DATA FOR THIS TASK:
+ + +
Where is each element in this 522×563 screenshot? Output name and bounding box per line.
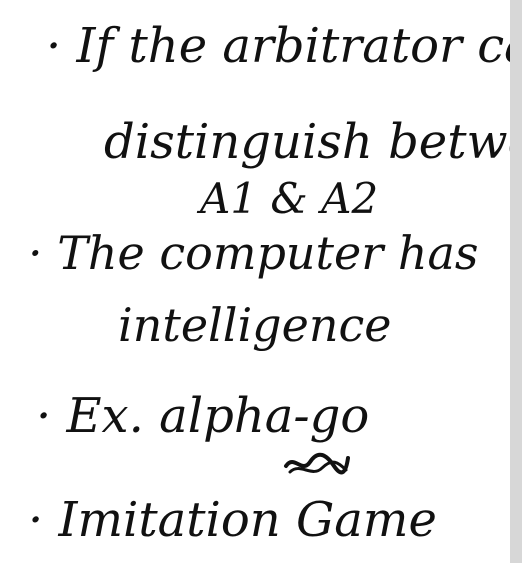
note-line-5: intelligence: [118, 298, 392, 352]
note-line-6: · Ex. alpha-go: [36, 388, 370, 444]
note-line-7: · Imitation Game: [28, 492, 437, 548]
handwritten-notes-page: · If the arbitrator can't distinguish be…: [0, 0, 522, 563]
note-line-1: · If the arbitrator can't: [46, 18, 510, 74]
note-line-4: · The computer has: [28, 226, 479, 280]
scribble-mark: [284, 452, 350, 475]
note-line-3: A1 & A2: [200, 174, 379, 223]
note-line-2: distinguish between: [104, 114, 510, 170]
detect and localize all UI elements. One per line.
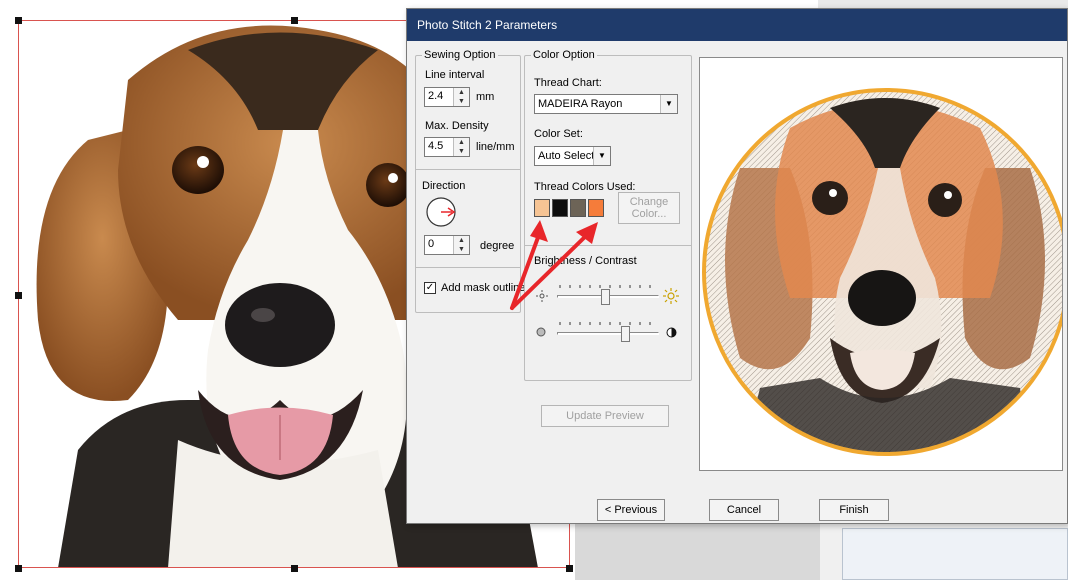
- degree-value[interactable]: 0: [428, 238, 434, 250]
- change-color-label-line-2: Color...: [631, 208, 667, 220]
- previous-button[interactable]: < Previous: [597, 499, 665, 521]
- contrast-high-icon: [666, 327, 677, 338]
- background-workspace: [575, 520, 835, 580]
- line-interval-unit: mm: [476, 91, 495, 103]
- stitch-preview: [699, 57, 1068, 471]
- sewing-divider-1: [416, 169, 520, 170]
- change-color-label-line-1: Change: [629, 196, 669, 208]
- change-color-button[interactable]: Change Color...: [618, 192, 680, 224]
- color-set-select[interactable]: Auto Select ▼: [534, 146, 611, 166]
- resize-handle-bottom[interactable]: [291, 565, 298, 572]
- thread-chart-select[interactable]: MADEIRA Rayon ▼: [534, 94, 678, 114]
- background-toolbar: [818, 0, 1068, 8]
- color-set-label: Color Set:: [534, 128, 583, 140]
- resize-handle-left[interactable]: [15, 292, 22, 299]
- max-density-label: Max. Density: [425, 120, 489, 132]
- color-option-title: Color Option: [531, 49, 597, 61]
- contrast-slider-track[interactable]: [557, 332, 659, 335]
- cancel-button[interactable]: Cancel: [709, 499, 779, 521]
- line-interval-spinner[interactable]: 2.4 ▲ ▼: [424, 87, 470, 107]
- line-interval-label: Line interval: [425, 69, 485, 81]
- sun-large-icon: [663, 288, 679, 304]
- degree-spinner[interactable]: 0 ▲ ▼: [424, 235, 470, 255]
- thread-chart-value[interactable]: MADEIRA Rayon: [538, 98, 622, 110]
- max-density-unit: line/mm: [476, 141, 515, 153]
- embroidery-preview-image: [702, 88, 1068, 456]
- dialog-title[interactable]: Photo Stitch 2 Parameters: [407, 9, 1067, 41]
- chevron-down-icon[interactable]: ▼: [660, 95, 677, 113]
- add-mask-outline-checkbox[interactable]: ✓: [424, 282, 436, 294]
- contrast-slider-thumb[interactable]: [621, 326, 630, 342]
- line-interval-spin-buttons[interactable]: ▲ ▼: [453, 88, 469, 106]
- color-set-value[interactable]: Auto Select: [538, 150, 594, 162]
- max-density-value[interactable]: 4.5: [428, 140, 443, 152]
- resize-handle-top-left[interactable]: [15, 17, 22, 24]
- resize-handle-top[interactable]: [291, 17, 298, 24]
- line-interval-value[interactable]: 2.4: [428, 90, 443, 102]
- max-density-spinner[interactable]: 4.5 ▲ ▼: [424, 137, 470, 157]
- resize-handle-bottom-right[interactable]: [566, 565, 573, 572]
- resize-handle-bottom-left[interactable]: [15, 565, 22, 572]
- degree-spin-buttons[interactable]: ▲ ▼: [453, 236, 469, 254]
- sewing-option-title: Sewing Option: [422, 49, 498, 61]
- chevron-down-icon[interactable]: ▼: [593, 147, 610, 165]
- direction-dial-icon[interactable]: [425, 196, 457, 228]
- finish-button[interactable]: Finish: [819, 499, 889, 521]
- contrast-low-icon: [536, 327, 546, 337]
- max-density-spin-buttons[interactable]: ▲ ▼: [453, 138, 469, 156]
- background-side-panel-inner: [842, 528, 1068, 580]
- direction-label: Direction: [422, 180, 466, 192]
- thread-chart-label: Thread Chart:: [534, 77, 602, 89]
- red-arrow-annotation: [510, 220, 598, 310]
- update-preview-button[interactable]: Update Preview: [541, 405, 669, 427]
+ + +
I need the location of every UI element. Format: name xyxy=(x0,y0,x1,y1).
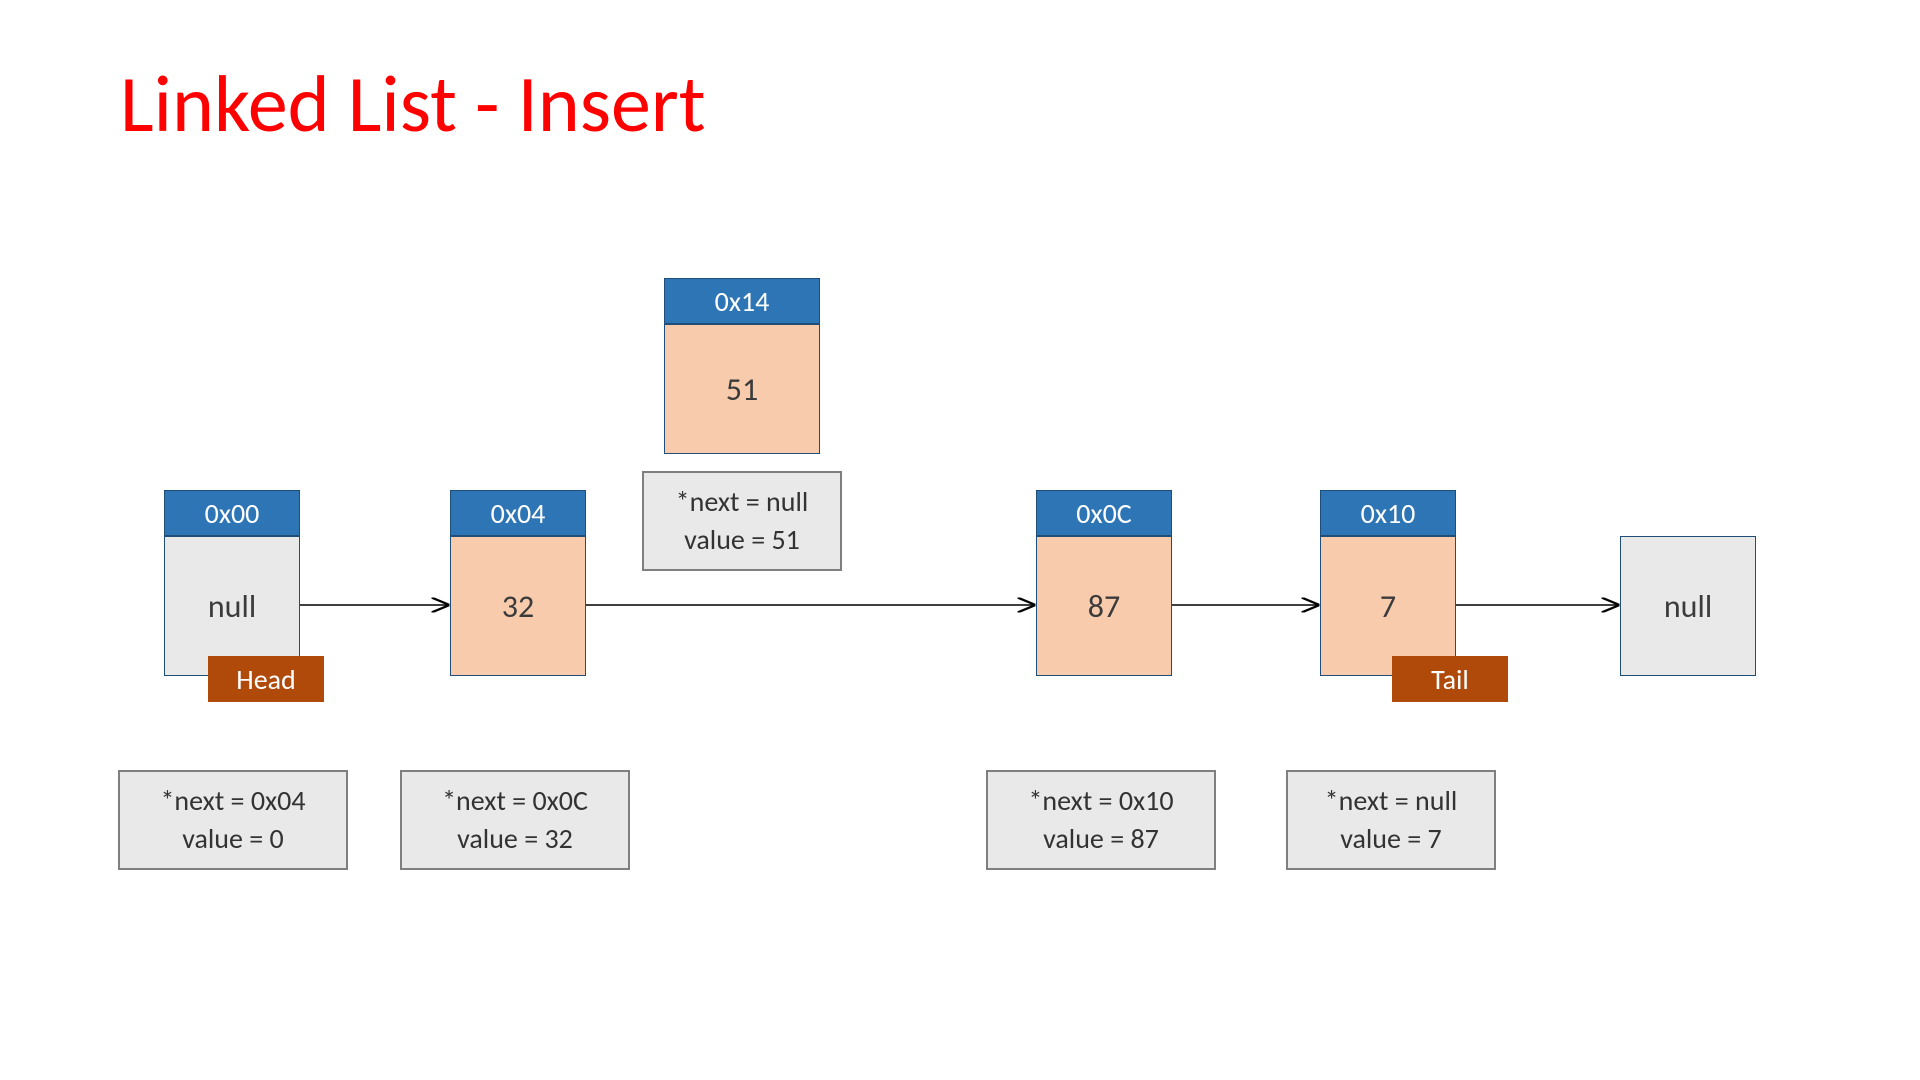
+ + +
REQUIRED TASK: Copy the lines starting with the line containing "Where is each" and continuing through the line containing "note-line-2: distinguish between: [104, 114, 510, 170]", leaving the pictures out.

EXPECTED ANSWER:
Where is each element in this 522×563 screenshot? Output name and bounding box per line.
note-line-5: intelligence: [118, 298, 392, 352]
note-line-6: · Ex. alpha-go: [36, 388, 370, 444]
note-line-7: · Imitation Game: [28, 492, 437, 548]
handwritten-notes-page: · If the arbitrator can't distinguish be…: [0, 0, 522, 563]
note-line-1: · If the arbitrator can't: [46, 18, 510, 74]
note-line-4: · The computer has: [28, 226, 479, 280]
scribble-mark: [284, 452, 350, 475]
note-line-3: A1 & A2: [200, 174, 379, 223]
note-line-2: distinguish between: [104, 114, 510, 170]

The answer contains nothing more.